* DATA TO USE:
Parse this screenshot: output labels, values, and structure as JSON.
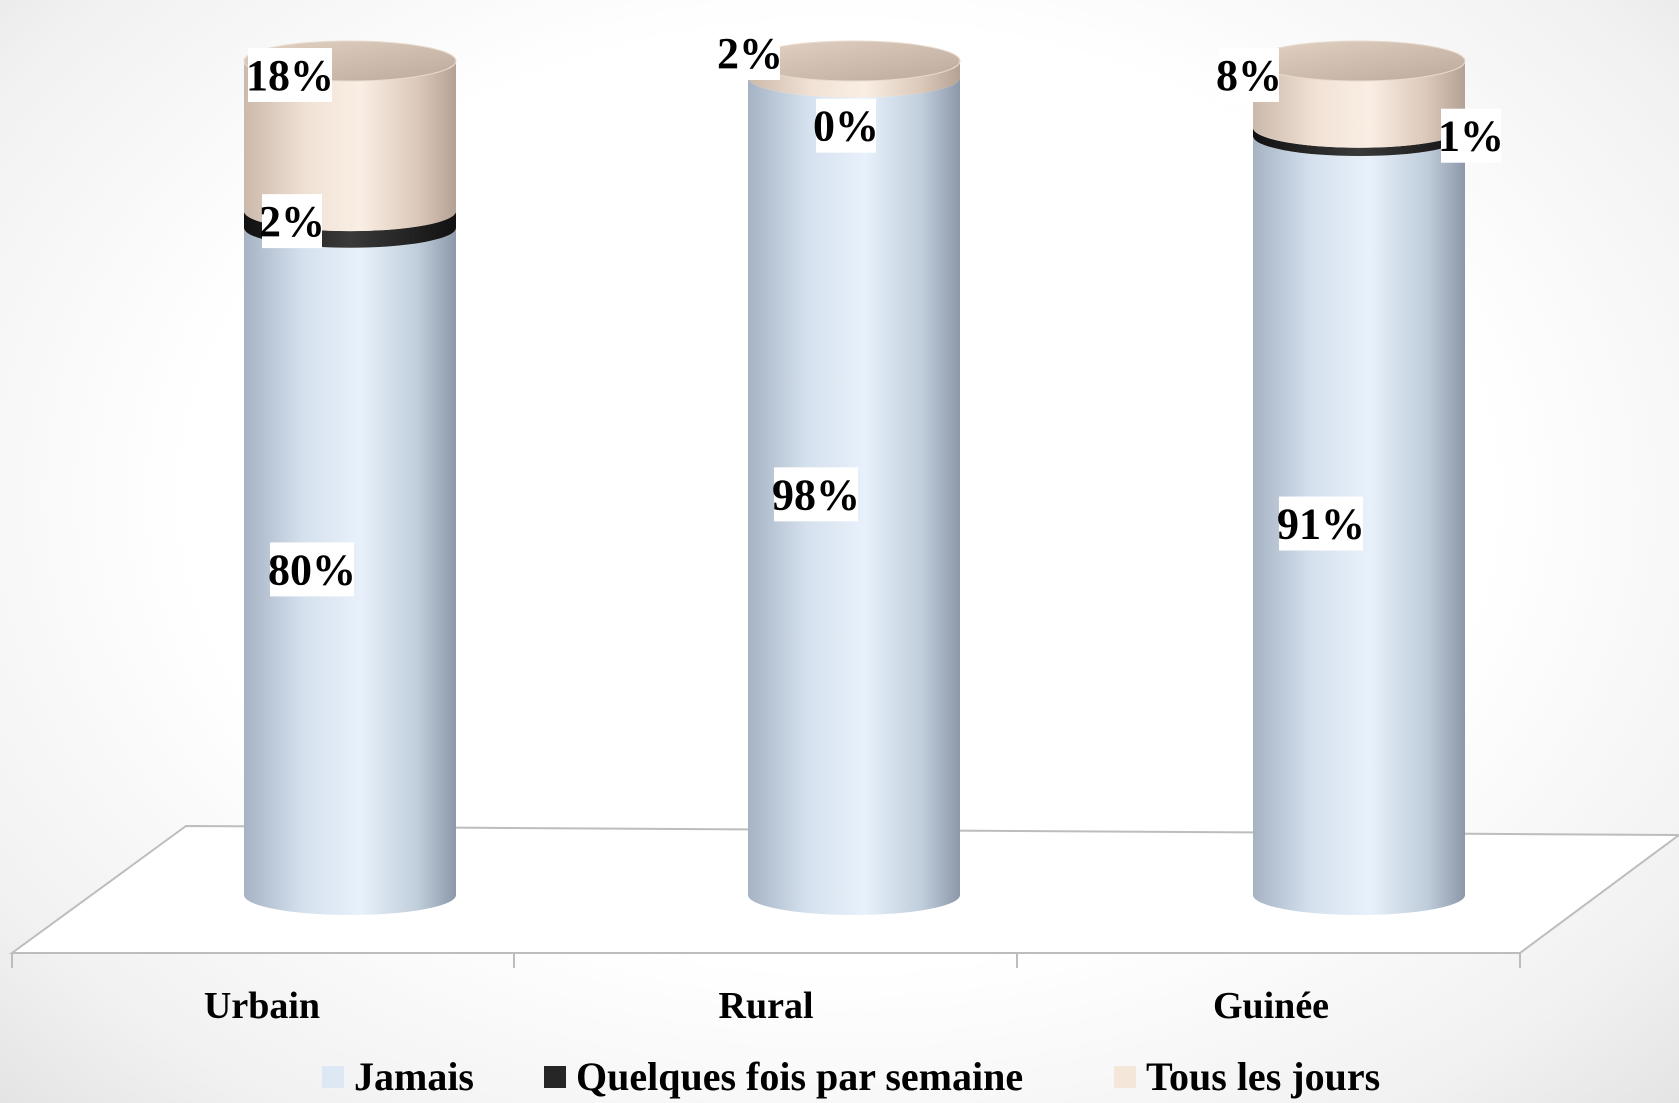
{
  "chart_data": {
    "type": "bar",
    "variant": "3d-stacked-cylinder-100-percent",
    "categories": [
      "Urbain",
      "Rural",
      "Guinée"
    ],
    "series": [
      {
        "name": "Jamais",
        "values": [
          80,
          98,
          91
        ],
        "labels": [
          "80%",
          "98%",
          "91%"
        ],
        "color": "#dde8f4"
      },
      {
        "name": "Quelques fois par semaine",
        "values": [
          2,
          0,
          1
        ],
        "labels": [
          "2%",
          "0%",
          "1%"
        ],
        "color": "#262626"
      },
      {
        "name": "Tous les jours",
        "values": [
          18,
          2,
          8
        ],
        "labels": [
          "18%",
          "2%",
          "8%"
        ],
        "color": "#f5e6da"
      }
    ],
    "ylim": [
      0,
      100
    ],
    "legend": "bottom",
    "grid": false
  }
}
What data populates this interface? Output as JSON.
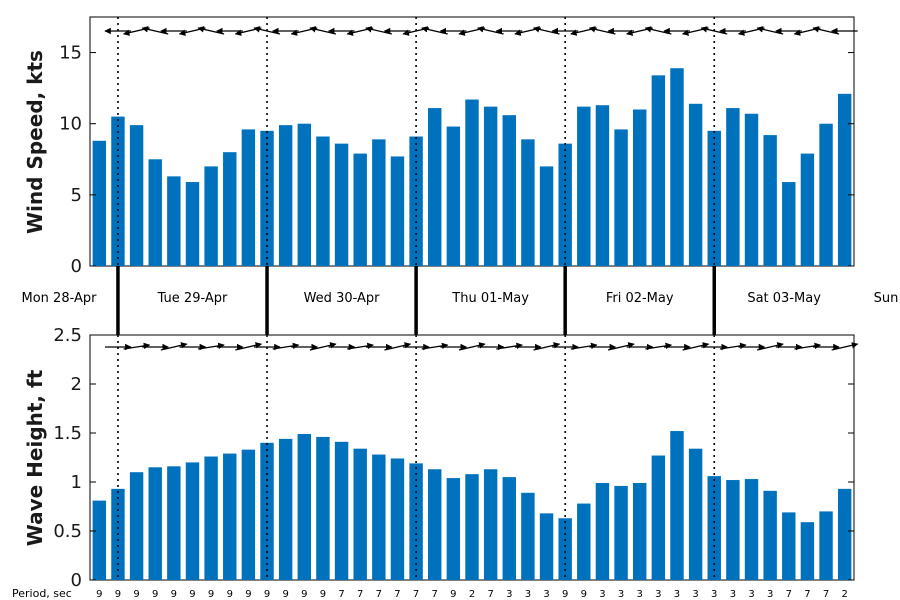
{
  "chart_data": [
    {
      "type": "bar",
      "ylabel": "Wind Speed, kts",
      "ylim": [
        0,
        17.5
      ],
      "yticks": [
        "0",
        "5",
        "10",
        "15"
      ],
      "bar_color": "#0072bd",
      "values": [
        8.8,
        10.5,
        9.9,
        7.5,
        6.3,
        5.9,
        7.0,
        8.0,
        9.6,
        9.5,
        9.9,
        10.0,
        9.1,
        8.6,
        7.9,
        8.9,
        7.7,
        9.1,
        11.1,
        9.8,
        11.7,
        11.2,
        10.6,
        8.9,
        7.0,
        8.6,
        11.2,
        11.3,
        9.6,
        11.0,
        13.4,
        13.9,
        11.4,
        9.5,
        11.1,
        10.7,
        9.2,
        5.9,
        7.9,
        10.0,
        12.1
      ],
      "direction_arrows": "from right, pointing left, tilted slightly"
    },
    {
      "type": "bar",
      "ylabel": "Wave Height, ft",
      "ylim": [
        0,
        2.5
      ],
      "yticks": [
        "0",
        "0.5",
        "1",
        "1.5",
        "2",
        "2.5"
      ],
      "bar_color": "#0072bd",
      "values": [
        0.81,
        0.93,
        1.1,
        1.15,
        1.16,
        1.2,
        1.26,
        1.29,
        1.33,
        1.4,
        1.44,
        1.49,
        1.46,
        1.41,
        1.34,
        1.28,
        1.24,
        1.19,
        1.13,
        1.04,
        1.08,
        1.13,
        1.05,
        0.89,
        0.68,
        0.63,
        0.78,
        0.99,
        0.96,
        0.99,
        1.27,
        1.52,
        1.34,
        1.06,
        1.02,
        1.03,
        0.91,
        0.69,
        0.59,
        0.7,
        0.93
      ],
      "direction_arrows": "pointing right"
    }
  ],
  "days": [
    "Mon 28-Apr",
    "Tue 29-Apr",
    "Wed 30-Apr",
    "Thu 01-May",
    "Fri 02-May",
    "Sat 03-May",
    "Sun"
  ],
  "period_label": "Period, sec",
  "periods": [
    "9",
    "9",
    "9",
    "9",
    "9",
    "9",
    "9",
    "9",
    "9",
    "9",
    "9",
    "9",
    "9",
    "7",
    "7",
    "7",
    "7",
    "7",
    "7",
    "9",
    "2",
    "7",
    "3",
    "3",
    "3",
    "9",
    "9",
    "3",
    "3",
    "3",
    "3",
    "3",
    "3",
    "3",
    "3",
    "3",
    "3",
    "7",
    "7",
    "7",
    "2"
  ]
}
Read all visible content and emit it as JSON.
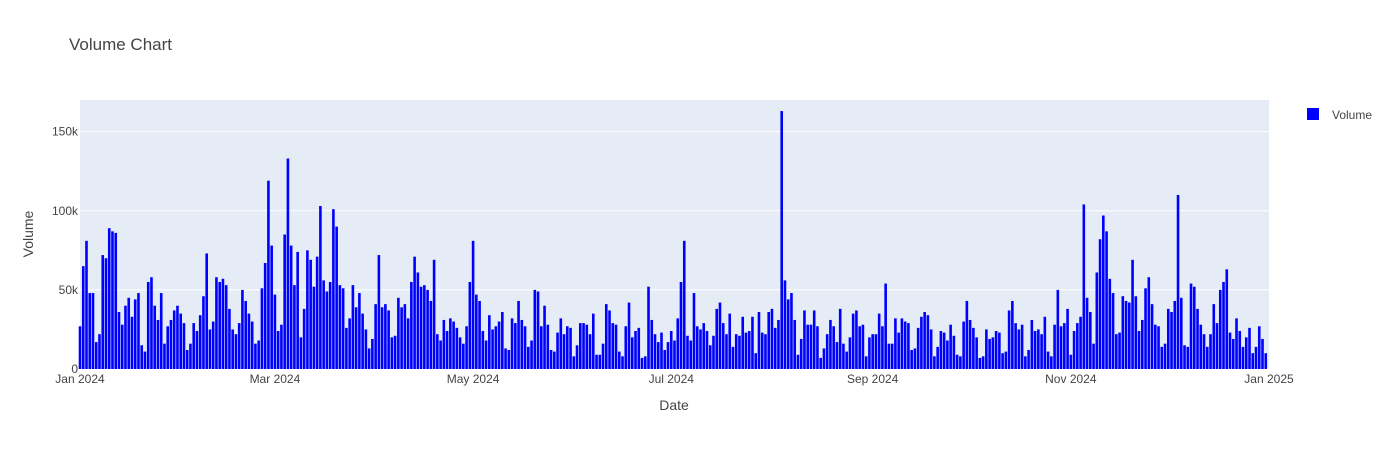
{
  "chart_data": {
    "type": "bar",
    "title": "Volume Chart",
    "xlabel": "Date",
    "ylabel": "Volume",
    "ylim": [
      0,
      170000
    ],
    "grid": true,
    "legend_position": "top-right",
    "legend": [
      "Volume"
    ],
    "x_start": "2024-01-01",
    "x_end": "2025-01-01",
    "x_ticks": [
      "Jan 2024",
      "Mar 2024",
      "May 2024",
      "Jul 2024",
      "Sep 2024",
      "Nov 2024",
      "Jan 2025"
    ],
    "y_ticks": [
      "0",
      "50k",
      "100k",
      "150k"
    ],
    "series": [
      {
        "name": "Volume",
        "color": "#0000ff",
        "x": [
          "2024-01-01",
          "2024-01-02",
          "2024-01-03",
          "2024-01-04",
          "2024-01-05",
          "2024-01-06",
          "2024-01-07",
          "2024-01-08",
          "2024-01-09",
          "2024-01-10",
          "2024-01-11",
          "2024-01-12",
          "2024-01-13",
          "2024-01-14",
          "2024-01-15",
          "2024-01-16",
          "2024-01-17",
          "2024-01-18",
          "2024-01-19",
          "2024-01-20",
          "2024-01-21",
          "2024-01-22",
          "2024-01-23",
          "2024-01-24",
          "2024-01-25",
          "2024-01-26",
          "2024-01-27",
          "2024-01-28",
          "2024-01-29",
          "2024-01-30",
          "2024-01-31",
          "2024-02-01",
          "2024-02-02",
          "2024-02-03",
          "2024-02-04",
          "2024-02-05",
          "2024-02-06",
          "2024-02-07",
          "2024-02-08",
          "2024-02-09",
          "2024-02-10",
          "2024-02-11",
          "2024-02-12",
          "2024-02-13",
          "2024-02-14",
          "2024-02-15",
          "2024-02-16",
          "2024-02-17",
          "2024-02-18",
          "2024-02-19",
          "2024-02-20",
          "2024-02-21",
          "2024-02-22",
          "2024-02-23",
          "2024-02-24",
          "2024-02-25",
          "2024-02-26",
          "2024-02-27",
          "2024-02-28",
          "2024-02-29",
          "2024-03-01",
          "2024-03-02",
          "2024-03-03",
          "2024-03-04",
          "2024-03-05",
          "2024-03-06",
          "2024-03-07",
          "2024-03-08",
          "2024-03-09",
          "2024-03-10",
          "2024-03-11",
          "2024-03-12",
          "2024-03-13",
          "2024-03-14",
          "2024-03-15",
          "2024-03-16",
          "2024-03-17",
          "2024-03-18",
          "2024-03-19",
          "2024-03-20",
          "2024-03-21",
          "2024-03-22",
          "2024-03-23",
          "2024-03-24",
          "2024-03-25",
          "2024-03-26",
          "2024-03-27",
          "2024-03-28",
          "2024-03-29",
          "2024-03-30",
          "2024-03-31",
          "2024-04-01",
          "2024-04-02",
          "2024-04-03",
          "2024-04-04",
          "2024-04-05",
          "2024-04-06",
          "2024-04-07",
          "2024-04-08",
          "2024-04-09",
          "2024-04-10",
          "2024-04-11",
          "2024-04-12",
          "2024-04-13",
          "2024-04-14",
          "2024-04-15",
          "2024-04-16",
          "2024-04-17",
          "2024-04-18",
          "2024-04-19",
          "2024-04-20",
          "2024-04-21",
          "2024-04-22",
          "2024-04-23",
          "2024-04-24",
          "2024-04-25",
          "2024-04-26",
          "2024-04-27",
          "2024-04-28",
          "2024-04-29",
          "2024-04-30",
          "2024-05-01",
          "2024-05-02",
          "2024-05-03",
          "2024-05-04",
          "2024-05-05",
          "2024-05-06",
          "2024-05-07",
          "2024-05-08",
          "2024-05-09",
          "2024-05-10",
          "2024-05-11",
          "2024-05-12",
          "2024-05-13",
          "2024-05-14",
          "2024-05-15",
          "2024-05-16",
          "2024-05-17",
          "2024-05-18",
          "2024-05-19",
          "2024-05-20",
          "2024-05-21",
          "2024-05-22",
          "2024-05-23",
          "2024-05-24",
          "2024-05-25",
          "2024-05-26",
          "2024-05-27",
          "2024-05-28",
          "2024-05-29",
          "2024-05-30",
          "2024-05-31",
          "2024-06-01",
          "2024-06-02",
          "2024-06-03",
          "2024-06-04",
          "2024-06-05",
          "2024-06-06",
          "2024-06-07",
          "2024-06-08",
          "2024-06-09",
          "2024-06-10",
          "2024-06-11",
          "2024-06-12",
          "2024-06-13",
          "2024-06-14",
          "2024-06-15",
          "2024-06-16",
          "2024-06-17",
          "2024-06-18",
          "2024-06-19",
          "2024-06-20",
          "2024-06-21",
          "2024-06-22",
          "2024-06-23",
          "2024-06-24",
          "2024-06-25",
          "2024-06-26",
          "2024-06-27",
          "2024-06-28",
          "2024-06-29",
          "2024-06-30",
          "2024-07-01",
          "2024-07-02",
          "2024-07-03",
          "2024-07-04",
          "2024-07-05",
          "2024-07-06",
          "2024-07-07",
          "2024-07-08",
          "2024-07-09",
          "2024-07-10",
          "2024-07-11",
          "2024-07-12",
          "2024-07-13",
          "2024-07-14",
          "2024-07-15",
          "2024-07-16",
          "2024-07-17",
          "2024-07-18",
          "2024-07-19",
          "2024-07-20",
          "2024-07-21",
          "2024-07-22",
          "2024-07-23",
          "2024-07-24",
          "2024-07-25",
          "2024-07-26",
          "2024-07-27",
          "2024-07-28",
          "2024-07-29",
          "2024-07-30",
          "2024-07-31",
          "2024-08-01",
          "2024-08-02",
          "2024-08-03",
          "2024-08-04",
          "2024-08-05",
          "2024-08-06",
          "2024-08-07",
          "2024-08-08",
          "2024-08-09",
          "2024-08-10",
          "2024-08-11",
          "2024-08-12",
          "2024-08-13",
          "2024-08-14",
          "2024-08-15",
          "2024-08-16",
          "2024-08-17",
          "2024-08-18",
          "2024-08-19",
          "2024-08-20",
          "2024-08-21",
          "2024-08-22",
          "2024-08-23",
          "2024-08-24",
          "2024-08-25",
          "2024-08-26",
          "2024-08-27",
          "2024-08-28",
          "2024-08-29",
          "2024-08-30",
          "2024-08-31",
          "2024-09-01",
          "2024-09-02",
          "2024-09-03",
          "2024-09-04",
          "2024-09-05",
          "2024-09-06",
          "2024-09-07",
          "2024-09-08",
          "2024-09-09",
          "2024-09-10",
          "2024-09-11",
          "2024-09-12",
          "2024-09-13",
          "2024-09-14",
          "2024-09-15",
          "2024-09-16",
          "2024-09-17",
          "2024-09-18",
          "2024-09-19",
          "2024-09-20",
          "2024-09-21",
          "2024-09-22",
          "2024-09-23",
          "2024-09-24",
          "2024-09-25",
          "2024-09-26",
          "2024-09-27",
          "2024-09-28",
          "2024-09-29",
          "2024-09-30",
          "2024-10-01",
          "2024-10-02",
          "2024-10-03",
          "2024-10-04",
          "2024-10-05",
          "2024-10-06",
          "2024-10-07",
          "2024-10-08",
          "2024-10-09",
          "2024-10-10",
          "2024-10-11",
          "2024-10-12",
          "2024-10-13",
          "2024-10-14",
          "2024-10-15",
          "2024-10-16",
          "2024-10-17",
          "2024-10-18",
          "2024-10-19",
          "2024-10-20",
          "2024-10-21",
          "2024-10-22",
          "2024-10-23",
          "2024-10-24",
          "2024-10-25",
          "2024-10-26",
          "2024-10-27",
          "2024-10-28",
          "2024-10-29",
          "2024-10-30",
          "2024-10-31",
          "2024-11-01",
          "2024-11-02",
          "2024-11-03",
          "2024-11-04",
          "2024-11-05",
          "2024-11-06",
          "2024-11-07",
          "2024-11-08",
          "2024-11-09",
          "2024-11-10",
          "2024-11-11",
          "2024-11-12",
          "2024-11-13",
          "2024-11-14",
          "2024-11-15",
          "2024-11-16",
          "2024-11-17",
          "2024-11-18",
          "2024-11-19",
          "2024-11-20",
          "2024-11-21",
          "2024-11-22",
          "2024-11-23",
          "2024-11-24",
          "2024-11-25",
          "2024-11-26",
          "2024-11-27",
          "2024-11-28",
          "2024-11-29",
          "2024-11-30",
          "2024-12-01",
          "2024-12-02",
          "2024-12-03",
          "2024-12-04",
          "2024-12-05",
          "2024-12-06",
          "2024-12-07",
          "2024-12-08",
          "2024-12-09",
          "2024-12-10",
          "2024-12-11",
          "2024-12-12",
          "2024-12-13",
          "2024-12-14",
          "2024-12-15",
          "2024-12-16",
          "2024-12-17",
          "2024-12-18",
          "2024-12-19",
          "2024-12-20",
          "2024-12-21",
          "2024-12-22",
          "2024-12-23",
          "2024-12-24",
          "2024-12-25",
          "2024-12-26",
          "2024-12-27",
          "2024-12-28",
          "2024-12-29",
          "2024-12-30",
          "2024-12-31"
        ],
        "values": [
          27000,
          65000,
          81000,
          48000,
          48000,
          17000,
          22000,
          72000,
          70000,
          89000,
          87000,
          86000,
          36000,
          28000,
          40000,
          45000,
          33000,
          44000,
          48000,
          15000,
          11000,
          55000,
          58000,
          40000,
          31000,
          48000,
          16000,
          27000,
          31000,
          37000,
          40000,
          35000,
          29000,
          12000,
          16000,
          29000,
          24000,
          34000,
          46000,
          73000,
          25000,
          30000,
          58000,
          55000,
          57000,
          53000,
          38000,
          25000,
          22000,
          29000,
          50000,
          43000,
          35000,
          30000,
          16000,
          18000,
          51000,
          67000,
          119000,
          78000,
          47000,
          24000,
          28000,
          85000,
          133000,
          78000,
          53000,
          74000,
          20000,
          38000,
          75000,
          69000,
          52000,
          71000,
          103000,
          56000,
          49000,
          55000,
          101000,
          90000,
          53000,
          51000,
          26000,
          32000,
          53000,
          39000,
          48000,
          35000,
          25000,
          13000,
          19000,
          41000,
          72000,
          39000,
          41000,
          37000,
          20000,
          21000,
          45000,
          39000,
          41000,
          32000,
          55000,
          71000,
          61000,
          52000,
          53000,
          50000,
          43000,
          69000,
          22000,
          18000,
          31000,
          24000,
          32000,
          30000,
          26000,
          20000,
          16000,
          27000,
          55000,
          81000,
          47000,
          43000,
          24000,
          18000,
          34000,
          25000,
          27000,
          30000,
          36000,
          13000,
          12000,
          32000,
          29000,
          43000,
          31000,
          27000,
          14000,
          18000,
          50000,
          49000,
          27000,
          40000,
          28000,
          12000,
          11000,
          23000,
          32000,
          22000,
          27000,
          26000,
          8000,
          15000,
          29000,
          29000,
          28000,
          22000,
          35000,
          9000,
          9000,
          16000,
          41000,
          37000,
          29000,
          28000,
          11000,
          8000,
          27000,
          42000,
          20000,
          24000,
          26000,
          7000,
          8000,
          52000,
          31000,
          22000,
          17000,
          23000,
          12000,
          17000,
          24000,
          18000,
          32000,
          55000,
          81000,
          21000,
          18000,
          48000,
          27000,
          25000,
          29000,
          24000,
          15000,
          21000,
          38000,
          42000,
          29000,
          22000,
          35000,
          14000,
          22000,
          21000,
          33000,
          23000,
          24000,
          33000,
          10000,
          36000,
          23000,
          22000,
          36000,
          38000,
          26000,
          31000,
          163000,
          56000,
          44000,
          48000,
          31000,
          9000,
          19000,
          37000,
          28000,
          28000,
          37000,
          27000,
          7000,
          13000,
          22000,
          31000,
          27000,
          17000,
          38000,
          16000,
          11000,
          20000,
          35000,
          37000,
          27000,
          28000,
          8000,
          20000,
          22000,
          22000,
          35000,
          27000,
          54000,
          16000,
          16000,
          32000,
          23000,
          32000,
          30000,
          29000,
          12000,
          13000,
          26000,
          33000,
          36000,
          34000,
          25000,
          8000,
          14000,
          24000,
          23000,
          18000,
          28000,
          21000,
          9000,
          8000,
          30000,
          43000,
          31000,
          26000,
          20000,
          7000,
          8000,
          25000,
          19000,
          20000,
          24000,
          23000,
          10000,
          11000,
          37000,
          43000,
          29000,
          25000,
          28000,
          8000,
          12000,
          31000,
          24000,
          25000,
          22000,
          33000,
          11000,
          8000,
          28000,
          50000,
          27000,
          29000,
          38000,
          9000,
          24000,
          29000,
          33000,
          104000,
          45000,
          36000,
          16000,
          61000,
          82000,
          97000,
          87000,
          57000,
          48000,
          22000,
          23000,
          46000,
          43000,
          42000,
          69000,
          46000,
          24000,
          31000,
          51000,
          58000,
          41000,
          28000,
          27000,
          14000,
          16000,
          38000,
          36000,
          43000,
          110000,
          45000,
          15000,
          14000,
          54000,
          52000,
          38000,
          28000,
          22000,
          14000,
          22000,
          41000,
          29000,
          50000,
          55000,
          63000,
          23000,
          19000,
          32000,
          24000,
          14000,
          20000,
          26000,
          10000,
          14000,
          27000,
          19000,
          10000
        ]
      }
    ]
  }
}
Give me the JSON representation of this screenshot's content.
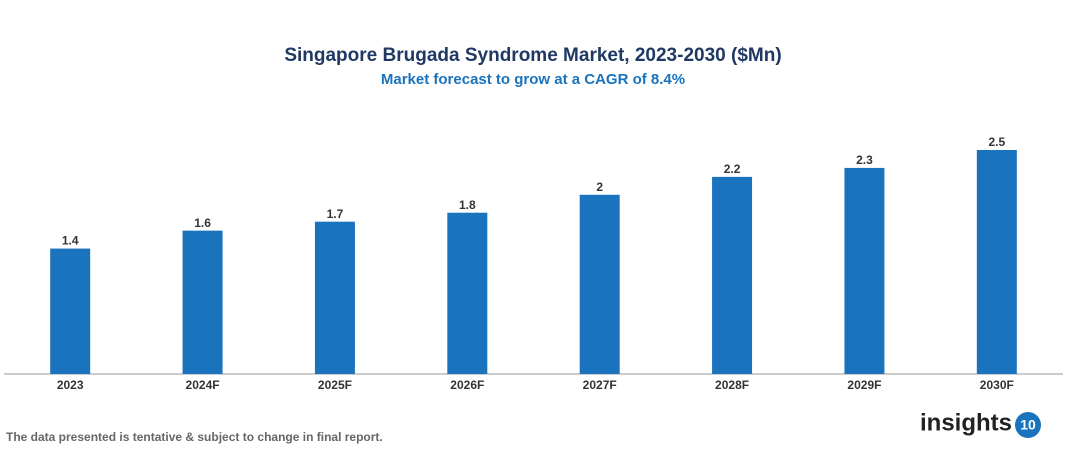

* GOAL: Display every line of the listing that contains the string "this".

* FULL OUTPUT:
Parse this screenshot: output labels, values, and structure as JSON.
What data populates this interface? Output as JSON.
Give me the JSON representation of this screenshot's content.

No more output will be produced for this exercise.